== DESCRIPTION OF THE TASK ==
Show every line of the records below that contains the word "text".

[Excerpts from a figure dataset]
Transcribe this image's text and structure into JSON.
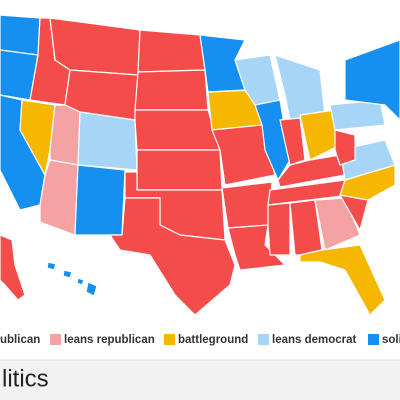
{
  "legend": [
    {
      "label": "ublican",
      "color": "#f44b4b"
    },
    {
      "label": "leans republican",
      "color": "#f4a2a2"
    },
    {
      "label": "battleground",
      "color": "#f5b700"
    },
    {
      "label": "leans democrat",
      "color": "#a6d5f7"
    },
    {
      "label": "soli",
      "color": "#1590f0"
    }
  ],
  "footer": "litics"
}
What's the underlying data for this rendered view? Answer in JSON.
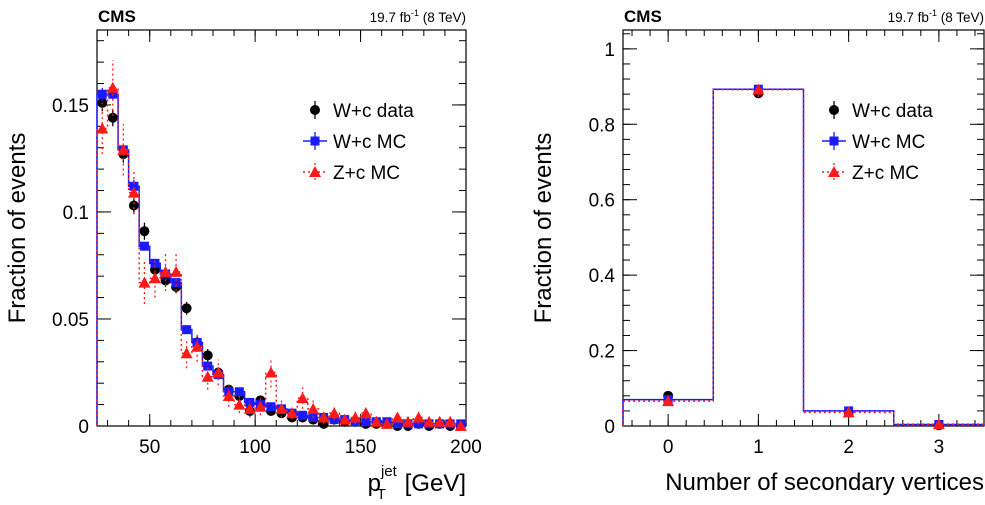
{
  "chart_data": [
    {
      "type": "line",
      "experiment": "CMS",
      "lumi": "19.7 fb",
      "lumi_sup": "-1",
      "lumi_energy": "(8 TeV)",
      "ylabel": "Fraction of events",
      "xlabel": {
        "base": "p",
        "sup": "jet",
        "sub": "T",
        "unit": " [GeV]"
      },
      "xlim": [
        25,
        200
      ],
      "ylim": [
        0,
        0.185
      ],
      "xticks": [
        50,
        100,
        150,
        200
      ],
      "xtick_labels": [
        "50",
        "100",
        "150",
        "200"
      ],
      "yticks": [
        0,
        0.05,
        0.1,
        0.15
      ],
      "ytick_labels": [
        "0",
        "0.05",
        "0.1",
        "0.15"
      ],
      "legend": {
        "position": "top-right",
        "entries": [
          "W+c data",
          "W+c MC",
          "Z+c MC"
        ]
      },
      "bin_edges": [
        25,
        30,
        35,
        40,
        45,
        50,
        55,
        60,
        65,
        70,
        75,
        80,
        85,
        90,
        95,
        100,
        105,
        110,
        115,
        120,
        125,
        130,
        135,
        140,
        145,
        150,
        155,
        160,
        165,
        170,
        175,
        180,
        185,
        190,
        195,
        200
      ],
      "series": [
        {
          "name": "W+c data",
          "style": "points",
          "color": "#000000",
          "values": [
            0.151,
            0.144,
            0.127,
            0.103,
            0.091,
            0.073,
            0.068,
            0.065,
            0.055,
            0.039,
            0.033,
            0.025,
            0.017,
            0.014,
            0.007,
            0.012,
            0.007,
            0.006,
            0.004,
            0.004,
            0.003,
            0.001,
            0.003,
            0.002,
            0.002,
            0.001,
            0.001,
            0.001,
            0.0,
            0.0,
            0.001,
            0.0,
            0.001,
            0.0,
            0.0
          ],
          "errors": [
            0.004,
            0.004,
            0.004,
            0.004,
            0.004,
            0.003,
            0.003,
            0.003,
            0.003,
            0.003,
            0.003,
            0.002,
            0.002,
            0.002,
            0.002,
            0.002,
            0.002,
            0.002,
            0.001,
            0.001,
            0.001,
            0.001,
            0.001,
            0.001,
            0.001,
            0.001,
            0.001,
            0.001,
            0.001,
            0.001,
            0.001,
            0.001,
            0.001,
            0.001,
            0.001
          ]
        },
        {
          "name": "W+c MC",
          "style": "histogram",
          "color": "#1a1aff",
          "values": [
            0.155,
            0.155,
            0.129,
            0.112,
            0.084,
            0.076,
            0.071,
            0.067,
            0.045,
            0.039,
            0.028,
            0.024,
            0.016,
            0.016,
            0.011,
            0.01,
            0.009,
            0.008,
            0.006,
            0.005,
            0.004,
            0.004,
            0.003,
            0.003,
            0.002,
            0.002,
            0.002,
            0.002,
            0.001,
            0.001,
            0.001,
            0.001,
            0.001,
            0.001,
            0.001
          ],
          "errors": [
            0.003,
            0.003,
            0.003,
            0.003,
            0.002,
            0.002,
            0.002,
            0.002,
            0.002,
            0.002,
            0.001,
            0.001,
            0.001,
            0.001,
            0.001,
            0.001,
            0.001,
            0.001,
            0.001,
            0.001,
            0.001,
            0.001,
            0.001,
            0.001,
            0.001,
            0.001,
            0.001,
            0.001,
            0.001,
            0.001,
            0.001,
            0.001,
            0.001,
            0.001,
            0.001
          ]
        },
        {
          "name": "Z+c MC",
          "style": "histogram-dotted",
          "color": "#ff1a1a",
          "values": [
            0.139,
            0.158,
            0.129,
            0.109,
            0.067,
            0.069,
            0.072,
            0.072,
            0.034,
            0.037,
            0.023,
            0.025,
            0.014,
            0.01,
            0.008,
            0.009,
            0.025,
            0.008,
            0.006,
            0.013,
            0.008,
            0.004,
            0.006,
            0.003,
            0.004,
            0.006,
            0.002,
            0.001,
            0.004,
            0.002,
            0.004,
            0.002,
            0.002,
            0.002,
            0.0
          ],
          "errors": [
            0.012,
            0.013,
            0.012,
            0.01,
            0.01,
            0.009,
            0.009,
            0.009,
            0.007,
            0.007,
            0.006,
            0.006,
            0.005,
            0.004,
            0.004,
            0.004,
            0.007,
            0.004,
            0.003,
            0.005,
            0.004,
            0.003,
            0.003,
            0.002,
            0.003,
            0.003,
            0.002,
            0.002,
            0.002,
            0.002,
            0.003,
            0.002,
            0.002,
            0.002,
            0.001
          ]
        }
      ]
    },
    {
      "type": "line",
      "experiment": "CMS",
      "lumi": "19.7 fb",
      "lumi_sup": "-1",
      "lumi_energy": "(8 TeV)",
      "ylabel": "Fraction of events",
      "xlabel": {
        "text": "Number of secondary vertices"
      },
      "xlim": [
        -0.5,
        3.5
      ],
      "ylim": [
        0,
        1.05
      ],
      "xticks": [
        0,
        1,
        2,
        3
      ],
      "xtick_labels": [
        "0",
        "1",
        "2",
        "3"
      ],
      "yticks": [
        0,
        0.2,
        0.4,
        0.6,
        0.8,
        1
      ],
      "ytick_labels": [
        "0",
        "0.2",
        "0.4",
        "0.6",
        "0.8",
        "1"
      ],
      "legend": {
        "position": "top-right",
        "entries": [
          "W+c data",
          "W+c MC",
          "Z+c MC"
        ]
      },
      "bin_edges": [
        -0.5,
        0.5,
        1.5,
        2.5,
        3.5
      ],
      "series": [
        {
          "name": "W+c data",
          "style": "points",
          "color": "#000000",
          "values": [
            0.08,
            0.882,
            0.036,
            0.002
          ],
          "errors": [
            0.006,
            0.01,
            0.005,
            0.002
          ]
        },
        {
          "name": "W+c MC",
          "style": "histogram",
          "color": "#1a1aff",
          "values": [
            0.07,
            0.893,
            0.04,
            0.004
          ],
          "errors": [
            0.003,
            0.005,
            0.003,
            0.001
          ]
        },
        {
          "name": "Z+c MC",
          "style": "histogram-dotted",
          "color": "#ff1a1a",
          "values": [
            0.066,
            0.892,
            0.036,
            0.005
          ],
          "errors": [
            0.008,
            0.02,
            0.007,
            0.002
          ]
        }
      ]
    }
  ]
}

== IN RESPONSE ==
Transcribe this image's text and structure into JSON.
        "text": "Number of secondary vertices"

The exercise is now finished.